- _What to do_
All records are to be retyped faithfully and completely.

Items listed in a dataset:

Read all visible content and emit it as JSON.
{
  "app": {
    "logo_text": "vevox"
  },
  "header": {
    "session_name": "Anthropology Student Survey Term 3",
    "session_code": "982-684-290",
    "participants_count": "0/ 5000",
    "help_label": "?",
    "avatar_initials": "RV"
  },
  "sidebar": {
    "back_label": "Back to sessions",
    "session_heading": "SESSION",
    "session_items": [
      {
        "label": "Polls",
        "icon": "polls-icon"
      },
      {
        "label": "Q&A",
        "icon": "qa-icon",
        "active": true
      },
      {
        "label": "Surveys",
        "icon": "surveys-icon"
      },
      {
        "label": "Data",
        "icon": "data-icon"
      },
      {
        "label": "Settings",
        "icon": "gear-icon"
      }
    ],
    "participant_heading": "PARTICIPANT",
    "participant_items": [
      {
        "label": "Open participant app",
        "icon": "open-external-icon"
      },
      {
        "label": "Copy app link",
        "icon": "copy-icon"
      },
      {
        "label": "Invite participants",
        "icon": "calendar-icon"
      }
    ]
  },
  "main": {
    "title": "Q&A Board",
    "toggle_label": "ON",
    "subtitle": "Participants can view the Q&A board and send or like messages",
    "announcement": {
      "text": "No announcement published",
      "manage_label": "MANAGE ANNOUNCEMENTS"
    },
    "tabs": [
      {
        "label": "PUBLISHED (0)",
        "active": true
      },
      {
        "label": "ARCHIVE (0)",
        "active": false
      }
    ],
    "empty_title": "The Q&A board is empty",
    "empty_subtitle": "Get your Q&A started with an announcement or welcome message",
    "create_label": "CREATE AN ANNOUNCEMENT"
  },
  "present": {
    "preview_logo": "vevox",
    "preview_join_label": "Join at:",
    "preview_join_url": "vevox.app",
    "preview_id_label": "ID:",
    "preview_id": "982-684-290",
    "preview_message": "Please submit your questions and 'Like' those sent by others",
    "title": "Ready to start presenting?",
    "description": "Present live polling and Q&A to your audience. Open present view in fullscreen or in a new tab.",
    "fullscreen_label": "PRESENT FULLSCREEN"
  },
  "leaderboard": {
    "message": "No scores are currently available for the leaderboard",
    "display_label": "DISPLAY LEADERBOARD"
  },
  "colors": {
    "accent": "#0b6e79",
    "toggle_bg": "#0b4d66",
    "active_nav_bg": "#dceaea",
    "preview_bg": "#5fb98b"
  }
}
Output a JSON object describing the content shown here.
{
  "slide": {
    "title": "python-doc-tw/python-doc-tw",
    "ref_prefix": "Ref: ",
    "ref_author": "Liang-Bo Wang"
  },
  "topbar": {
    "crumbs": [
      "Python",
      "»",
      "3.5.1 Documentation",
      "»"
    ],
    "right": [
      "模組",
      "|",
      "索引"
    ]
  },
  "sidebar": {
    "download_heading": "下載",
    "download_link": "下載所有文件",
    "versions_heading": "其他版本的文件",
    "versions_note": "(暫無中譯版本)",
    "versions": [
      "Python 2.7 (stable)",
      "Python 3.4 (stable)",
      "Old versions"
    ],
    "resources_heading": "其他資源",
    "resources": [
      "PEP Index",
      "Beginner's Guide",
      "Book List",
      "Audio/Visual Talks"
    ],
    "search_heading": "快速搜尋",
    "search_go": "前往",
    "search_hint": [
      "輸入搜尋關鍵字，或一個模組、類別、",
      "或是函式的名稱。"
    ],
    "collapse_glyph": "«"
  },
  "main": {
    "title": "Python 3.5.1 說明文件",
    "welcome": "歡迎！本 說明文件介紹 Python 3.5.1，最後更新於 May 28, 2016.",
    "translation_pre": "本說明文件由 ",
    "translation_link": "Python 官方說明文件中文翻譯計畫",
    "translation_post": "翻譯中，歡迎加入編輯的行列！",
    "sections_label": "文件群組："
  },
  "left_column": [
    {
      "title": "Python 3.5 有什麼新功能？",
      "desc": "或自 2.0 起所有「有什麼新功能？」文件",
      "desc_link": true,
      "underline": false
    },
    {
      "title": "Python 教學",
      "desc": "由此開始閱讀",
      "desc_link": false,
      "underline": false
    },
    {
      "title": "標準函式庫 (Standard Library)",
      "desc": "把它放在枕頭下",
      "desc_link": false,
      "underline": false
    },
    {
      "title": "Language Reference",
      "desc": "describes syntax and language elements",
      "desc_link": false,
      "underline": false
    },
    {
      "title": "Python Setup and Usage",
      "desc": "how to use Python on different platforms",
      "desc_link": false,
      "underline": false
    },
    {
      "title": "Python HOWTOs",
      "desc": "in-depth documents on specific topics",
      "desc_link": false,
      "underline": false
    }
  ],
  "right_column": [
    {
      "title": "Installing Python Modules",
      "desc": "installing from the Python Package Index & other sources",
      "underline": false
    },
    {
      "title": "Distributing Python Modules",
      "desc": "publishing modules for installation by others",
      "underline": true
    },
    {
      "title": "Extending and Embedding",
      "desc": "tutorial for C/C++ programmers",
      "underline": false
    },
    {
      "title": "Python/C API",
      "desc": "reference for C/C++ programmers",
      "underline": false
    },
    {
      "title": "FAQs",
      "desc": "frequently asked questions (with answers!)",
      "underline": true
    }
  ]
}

- _Reply_
Read all visible content and emit it as JSON.
{
  "app": {
    "logo_text": "vevox"
  },
  "header": {
    "session_name": "Anthropology Student Survey Term 3",
    "session_code": "982-684-290",
    "participants_count": "0/ 5000",
    "help_label": "?",
    "avatar_initials": "RV"
  },
  "sidebar": {
    "back_label": "Back to sessions",
    "session_heading": "SESSION",
    "session_items": [
      {
        "label": "Polls",
        "icon": "polls-icon"
      },
      {
        "label": "Q&A",
        "icon": "qa-icon",
        "active": true
      },
      {
        "label": "Surveys",
        "icon": "surveys-icon"
      },
      {
        "label": "Data",
        "icon": "data-icon"
      },
      {
        "label": "Settings",
        "icon": "gear-icon"
      }
    ],
    "participant_heading": "PARTICIPANT",
    "participant_items": [
      {
        "label": "Open participant app",
        "icon": "open-external-icon"
      },
      {
        "label": "Copy app link",
        "icon": "copy-icon"
      },
      {
        "label": "Invite participants",
        "icon": "calendar-icon"
      }
    ]
  },
  "main": {
    "title": "Q&A Board",
    "toggle_label": "ON",
    "subtitle": "Participants can view the Q&A board and send or like messages",
    "announcement": {
      "text": "No announcement published",
      "manage_label": "MANAGE ANNOUNCEMENTS"
    },
    "tabs": [
      {
        "label": "PUBLISHED (0)",
        "active": true
      },
      {
        "label": "ARCHIVE (0)",
        "active": false
      }
    ],
    "empty_title": "The Q&A board is empty",
    "empty_subtitle": "Get your Q&A started with an announcement or welcome message",
    "create_label": "CREATE AN ANNOUNCEMENT"
  },
  "present": {
    "preview_logo": "vevox",
    "preview_join_label": "Join at:",
    "preview_join_url": "vevox.app",
    "preview_id_label": "ID:",
    "preview_id": "982-684-290",
    "preview_message": "Please submit your questions and 'Like' those sent by others",
    "title": "Ready to start presenting?",
    "description": "Present live polling and Q&A to your audience. Open present view in fullscreen or in a new tab.",
    "fullscreen_label": "PRESENT FULLSCREEN"
  },
  "leaderboard": {
    "message": "No scores are currently available for the leaderboard",
    "display_label": "DISPLAY LEADERBOARD"
  },
  "colors": {
    "accent": "#0b6e79",
    "toggle_bg": "#0b4d66",
    "active_nav_bg": "#dceaea",
    "preview_bg": "#5fb98b"
  }
}
Output a JSON object describing the content shown here.
{
  "slide": {
    "title": "python-doc-tw/python-doc-tw",
    "ref_prefix": "Ref: ",
    "ref_author": "Liang-Bo Wang"
  },
  "topbar": {
    "crumbs": [
      "Python",
      "»",
      "3.5.1 Documentation",
      "»"
    ],
    "right": [
      "模組",
      "|",
      "索引"
    ]
  },
  "sidebar": {
    "download_heading": "下載",
    "download_link": "下載所有文件",
    "versions_heading": "其他版本的文件",
    "versions_note": "(暫無中譯版本)",
    "versions": [
      "Python 2.7 (stable)",
      "Python 3.4 (stable)",
      "Old versions"
    ],
    "resources_heading": "其他資源",
    "resources": [
      "PEP Index",
      "Beginner's Guide",
      "Book List",
      "Audio/Visual Talks"
    ],
    "search_heading": "快速搜尋",
    "search_go": "前往",
    "search_hint": [
      "輸入搜尋關鍵字，或一個模組、類別、",
      "或是函式的名稱。"
    ],
    "collapse_glyph": "«"
  },
  "main": {
    "title": "Python 3.5.1 說明文件",
    "welcome": "歡迎！本 說明文件介紹 Python 3.5.1，最後更新於 May 28, 2016.",
    "translation_pre": "本說明文件由 ",
    "translation_link": "Python 官方說明文件中文翻譯計畫",
    "translation_post": "翻譯中，歡迎加入編輯的行列！",
    "sections_label": "文件群組："
  },
  "left_column": [
    {
      "title": "Python 3.5 有什麼新功能？",
      "desc": "或自 2.0 起所有「有什麼新功能？」文件",
      "desc_link": true,
      "underline": false
    },
    {
      "title": "Python 教學",
      "desc": "由此開始閱讀",
      "desc_link": false,
      "underline": false
    },
    {
      "title": "標準函式庫 (Standard Library)",
      "desc": "把它放在枕頭下",
      "desc_link": false,
      "underline": false
    },
    {
      "title": "Language Reference",
      "desc": "describes syntax and language elements",
      "desc_link": false,
      "underline": false
    },
    {
      "title": "Python Setup and Usage",
      "desc": "how to use Python on different platforms",
      "desc_link": false,
      "underline": false
    },
    {
      "title": "Python HOWTOs",
      "desc": "in-depth documents on specific topics",
      "desc_link": false,
      "underline": false
    }
  ],
  "right_column": [
    {
      "title": "Installing Python Modules",
      "desc": "installing from the Python Package Index & other sources",
      "underline": false
    },
    {
      "title": "Distributing Python Modules",
      "desc": "publishing modules for installation by others",
      "underline": true
    },
    {
      "title": "Extending and Embedding",
      "desc": "tutorial for C/C++ programmers",
      "underline": false
    },
    {
      "title": "Python/C API",
      "desc": "reference for C/C++ programmers",
      "underline": false
    },
    {
      "title": "FAQs",
      "desc": "frequently asked questions (with answers!)",
      "underline": true
    }
  ]
}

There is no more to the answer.